Challenge
Which lines in the records contain the string "Собств"? List each of them in full.

Given data
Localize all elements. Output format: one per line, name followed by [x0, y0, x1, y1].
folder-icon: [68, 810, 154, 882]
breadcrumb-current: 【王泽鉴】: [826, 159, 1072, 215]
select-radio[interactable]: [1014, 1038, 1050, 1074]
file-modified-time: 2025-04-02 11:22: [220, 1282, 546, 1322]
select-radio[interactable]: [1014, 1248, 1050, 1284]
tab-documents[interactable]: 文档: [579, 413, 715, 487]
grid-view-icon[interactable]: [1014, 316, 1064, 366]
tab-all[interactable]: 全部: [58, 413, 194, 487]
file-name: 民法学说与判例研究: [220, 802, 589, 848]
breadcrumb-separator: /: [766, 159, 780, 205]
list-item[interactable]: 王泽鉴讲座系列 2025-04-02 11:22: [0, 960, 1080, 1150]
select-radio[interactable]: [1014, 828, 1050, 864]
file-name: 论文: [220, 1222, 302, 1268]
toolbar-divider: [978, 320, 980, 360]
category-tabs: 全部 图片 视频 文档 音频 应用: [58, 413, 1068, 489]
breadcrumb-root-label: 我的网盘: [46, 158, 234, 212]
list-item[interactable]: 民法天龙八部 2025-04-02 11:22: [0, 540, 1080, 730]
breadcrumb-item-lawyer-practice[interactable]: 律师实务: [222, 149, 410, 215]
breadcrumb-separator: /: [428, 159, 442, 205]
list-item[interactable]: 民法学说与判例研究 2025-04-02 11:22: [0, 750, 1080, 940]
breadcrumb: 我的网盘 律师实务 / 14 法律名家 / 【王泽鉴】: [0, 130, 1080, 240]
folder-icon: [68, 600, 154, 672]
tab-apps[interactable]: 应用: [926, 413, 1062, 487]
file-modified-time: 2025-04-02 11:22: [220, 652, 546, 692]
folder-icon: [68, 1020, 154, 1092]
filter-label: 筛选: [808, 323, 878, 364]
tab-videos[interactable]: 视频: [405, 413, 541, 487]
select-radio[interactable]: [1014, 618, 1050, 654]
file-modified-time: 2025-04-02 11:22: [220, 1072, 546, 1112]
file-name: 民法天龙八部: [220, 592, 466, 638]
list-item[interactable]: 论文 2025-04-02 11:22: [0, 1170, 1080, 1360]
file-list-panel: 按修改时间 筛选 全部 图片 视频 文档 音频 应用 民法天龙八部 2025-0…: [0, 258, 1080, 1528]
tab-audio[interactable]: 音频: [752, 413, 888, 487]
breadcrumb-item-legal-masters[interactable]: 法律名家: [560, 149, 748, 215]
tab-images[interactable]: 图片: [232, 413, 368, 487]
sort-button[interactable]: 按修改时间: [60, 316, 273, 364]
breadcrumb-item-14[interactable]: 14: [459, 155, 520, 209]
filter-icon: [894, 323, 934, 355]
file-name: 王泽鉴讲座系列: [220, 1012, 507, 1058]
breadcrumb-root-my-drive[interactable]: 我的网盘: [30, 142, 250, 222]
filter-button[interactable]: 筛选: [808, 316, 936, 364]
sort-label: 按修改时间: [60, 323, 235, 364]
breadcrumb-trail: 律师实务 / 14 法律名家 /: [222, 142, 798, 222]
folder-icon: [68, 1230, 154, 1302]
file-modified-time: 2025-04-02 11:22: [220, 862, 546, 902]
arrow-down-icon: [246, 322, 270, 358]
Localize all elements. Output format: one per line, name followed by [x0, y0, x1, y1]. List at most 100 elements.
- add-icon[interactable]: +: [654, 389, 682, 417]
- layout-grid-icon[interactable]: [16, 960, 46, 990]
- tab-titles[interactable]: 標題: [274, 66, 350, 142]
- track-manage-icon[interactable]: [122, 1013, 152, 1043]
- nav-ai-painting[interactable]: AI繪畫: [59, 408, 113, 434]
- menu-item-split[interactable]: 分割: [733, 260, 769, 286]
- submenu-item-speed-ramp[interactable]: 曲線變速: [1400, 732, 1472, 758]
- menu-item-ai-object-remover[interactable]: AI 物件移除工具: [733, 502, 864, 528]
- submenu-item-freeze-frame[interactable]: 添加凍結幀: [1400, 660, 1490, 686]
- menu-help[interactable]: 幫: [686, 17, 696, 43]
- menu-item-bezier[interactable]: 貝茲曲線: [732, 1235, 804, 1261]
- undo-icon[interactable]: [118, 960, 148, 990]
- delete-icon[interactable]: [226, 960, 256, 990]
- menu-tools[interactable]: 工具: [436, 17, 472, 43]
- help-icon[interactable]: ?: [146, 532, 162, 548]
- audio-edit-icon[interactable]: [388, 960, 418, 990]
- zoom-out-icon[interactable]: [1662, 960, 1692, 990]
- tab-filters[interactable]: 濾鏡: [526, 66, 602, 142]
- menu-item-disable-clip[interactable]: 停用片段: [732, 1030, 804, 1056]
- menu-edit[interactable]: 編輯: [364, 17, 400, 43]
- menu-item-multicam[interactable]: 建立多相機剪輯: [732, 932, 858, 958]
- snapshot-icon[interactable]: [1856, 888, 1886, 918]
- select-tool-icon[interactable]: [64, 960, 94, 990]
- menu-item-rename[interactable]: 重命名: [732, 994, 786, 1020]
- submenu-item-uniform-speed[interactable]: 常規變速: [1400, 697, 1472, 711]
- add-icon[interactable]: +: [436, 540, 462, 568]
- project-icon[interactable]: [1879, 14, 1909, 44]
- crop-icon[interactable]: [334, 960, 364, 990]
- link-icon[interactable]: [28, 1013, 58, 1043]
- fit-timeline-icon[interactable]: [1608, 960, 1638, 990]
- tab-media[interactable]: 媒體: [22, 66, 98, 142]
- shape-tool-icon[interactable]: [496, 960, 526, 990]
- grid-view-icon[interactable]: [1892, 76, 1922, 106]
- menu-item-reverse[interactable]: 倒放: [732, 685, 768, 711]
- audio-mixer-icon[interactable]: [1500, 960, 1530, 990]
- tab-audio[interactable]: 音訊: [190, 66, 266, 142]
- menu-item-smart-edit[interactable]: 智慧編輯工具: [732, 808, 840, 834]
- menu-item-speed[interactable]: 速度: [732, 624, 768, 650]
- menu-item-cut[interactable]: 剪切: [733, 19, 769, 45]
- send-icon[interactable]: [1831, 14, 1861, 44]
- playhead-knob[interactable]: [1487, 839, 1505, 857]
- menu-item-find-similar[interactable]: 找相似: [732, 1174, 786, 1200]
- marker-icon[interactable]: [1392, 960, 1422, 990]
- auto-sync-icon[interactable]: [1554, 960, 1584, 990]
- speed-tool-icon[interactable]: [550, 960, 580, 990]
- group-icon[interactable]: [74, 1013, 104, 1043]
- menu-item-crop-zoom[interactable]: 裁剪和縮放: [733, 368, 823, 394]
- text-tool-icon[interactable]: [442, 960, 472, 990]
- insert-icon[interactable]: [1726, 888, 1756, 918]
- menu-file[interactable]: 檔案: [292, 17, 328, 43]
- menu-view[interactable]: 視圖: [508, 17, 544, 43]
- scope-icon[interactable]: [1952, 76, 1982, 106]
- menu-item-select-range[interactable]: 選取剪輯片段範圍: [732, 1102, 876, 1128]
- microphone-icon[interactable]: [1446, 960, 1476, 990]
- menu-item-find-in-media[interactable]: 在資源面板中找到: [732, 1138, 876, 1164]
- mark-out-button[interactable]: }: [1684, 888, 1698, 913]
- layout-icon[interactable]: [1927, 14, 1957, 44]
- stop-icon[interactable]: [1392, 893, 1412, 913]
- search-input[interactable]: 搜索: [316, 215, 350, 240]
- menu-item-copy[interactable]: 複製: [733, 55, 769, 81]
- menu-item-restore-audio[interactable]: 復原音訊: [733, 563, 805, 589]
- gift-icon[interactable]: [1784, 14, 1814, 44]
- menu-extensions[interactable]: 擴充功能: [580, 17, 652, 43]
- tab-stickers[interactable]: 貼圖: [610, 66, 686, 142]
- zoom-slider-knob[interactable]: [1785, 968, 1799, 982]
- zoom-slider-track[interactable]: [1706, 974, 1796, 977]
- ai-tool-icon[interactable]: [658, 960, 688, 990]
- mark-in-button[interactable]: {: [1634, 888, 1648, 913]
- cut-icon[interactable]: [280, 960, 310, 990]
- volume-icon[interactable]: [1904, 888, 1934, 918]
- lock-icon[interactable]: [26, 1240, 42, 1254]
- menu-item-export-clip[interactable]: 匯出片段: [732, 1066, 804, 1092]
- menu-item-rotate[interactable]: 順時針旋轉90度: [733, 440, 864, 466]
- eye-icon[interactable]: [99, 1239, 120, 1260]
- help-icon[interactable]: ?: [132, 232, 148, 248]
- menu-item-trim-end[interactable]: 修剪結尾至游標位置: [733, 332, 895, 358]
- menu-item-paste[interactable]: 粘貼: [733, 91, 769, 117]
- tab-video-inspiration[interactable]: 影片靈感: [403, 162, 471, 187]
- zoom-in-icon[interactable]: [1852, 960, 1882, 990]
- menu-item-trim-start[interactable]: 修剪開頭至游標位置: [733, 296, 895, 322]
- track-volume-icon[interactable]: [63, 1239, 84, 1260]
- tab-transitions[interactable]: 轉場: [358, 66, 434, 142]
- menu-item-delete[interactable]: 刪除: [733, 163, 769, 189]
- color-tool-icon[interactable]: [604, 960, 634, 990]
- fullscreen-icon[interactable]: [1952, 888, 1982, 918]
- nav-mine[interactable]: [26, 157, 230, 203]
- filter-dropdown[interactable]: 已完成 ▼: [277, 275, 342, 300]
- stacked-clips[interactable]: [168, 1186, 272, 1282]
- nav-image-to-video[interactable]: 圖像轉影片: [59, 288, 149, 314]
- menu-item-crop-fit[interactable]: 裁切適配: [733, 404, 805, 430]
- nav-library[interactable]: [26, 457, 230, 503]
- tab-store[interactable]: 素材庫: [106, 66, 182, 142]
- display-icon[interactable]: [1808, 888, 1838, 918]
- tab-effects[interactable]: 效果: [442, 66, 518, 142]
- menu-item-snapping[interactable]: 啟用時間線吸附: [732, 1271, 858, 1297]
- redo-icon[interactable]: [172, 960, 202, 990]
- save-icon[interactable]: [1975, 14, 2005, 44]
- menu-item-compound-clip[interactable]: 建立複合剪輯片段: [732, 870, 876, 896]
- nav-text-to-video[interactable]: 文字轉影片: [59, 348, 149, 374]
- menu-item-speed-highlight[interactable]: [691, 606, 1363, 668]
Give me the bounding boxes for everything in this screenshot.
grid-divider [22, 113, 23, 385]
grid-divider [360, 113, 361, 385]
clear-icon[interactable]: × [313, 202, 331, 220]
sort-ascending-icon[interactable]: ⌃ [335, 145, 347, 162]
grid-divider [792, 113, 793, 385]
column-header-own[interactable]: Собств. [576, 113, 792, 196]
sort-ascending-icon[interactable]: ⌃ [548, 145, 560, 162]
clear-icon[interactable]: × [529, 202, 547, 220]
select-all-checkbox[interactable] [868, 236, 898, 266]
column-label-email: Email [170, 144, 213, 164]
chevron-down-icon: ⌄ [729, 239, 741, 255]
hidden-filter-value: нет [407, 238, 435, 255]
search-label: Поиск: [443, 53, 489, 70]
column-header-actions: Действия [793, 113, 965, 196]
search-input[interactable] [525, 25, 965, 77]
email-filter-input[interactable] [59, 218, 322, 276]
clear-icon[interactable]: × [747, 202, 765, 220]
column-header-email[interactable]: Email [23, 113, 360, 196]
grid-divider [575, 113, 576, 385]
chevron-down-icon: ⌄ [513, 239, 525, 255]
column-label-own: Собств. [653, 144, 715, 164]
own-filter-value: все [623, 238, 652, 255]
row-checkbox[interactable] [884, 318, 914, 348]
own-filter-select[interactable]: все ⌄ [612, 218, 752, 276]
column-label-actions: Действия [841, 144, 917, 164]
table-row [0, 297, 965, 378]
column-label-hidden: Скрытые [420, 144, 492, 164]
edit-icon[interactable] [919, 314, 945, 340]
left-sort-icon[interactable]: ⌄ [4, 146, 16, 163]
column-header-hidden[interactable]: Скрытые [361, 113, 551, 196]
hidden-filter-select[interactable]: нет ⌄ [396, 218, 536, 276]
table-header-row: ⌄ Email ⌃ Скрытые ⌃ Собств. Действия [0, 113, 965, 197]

Solution
column-header-own[interactable]: Собств. [576, 113, 792, 196]
column-label-own: Собств. [653, 144, 715, 164]
table-header-row: ⌄ Email ⌃ Скрытые ⌃ Собств. Действия [0, 113, 965, 197]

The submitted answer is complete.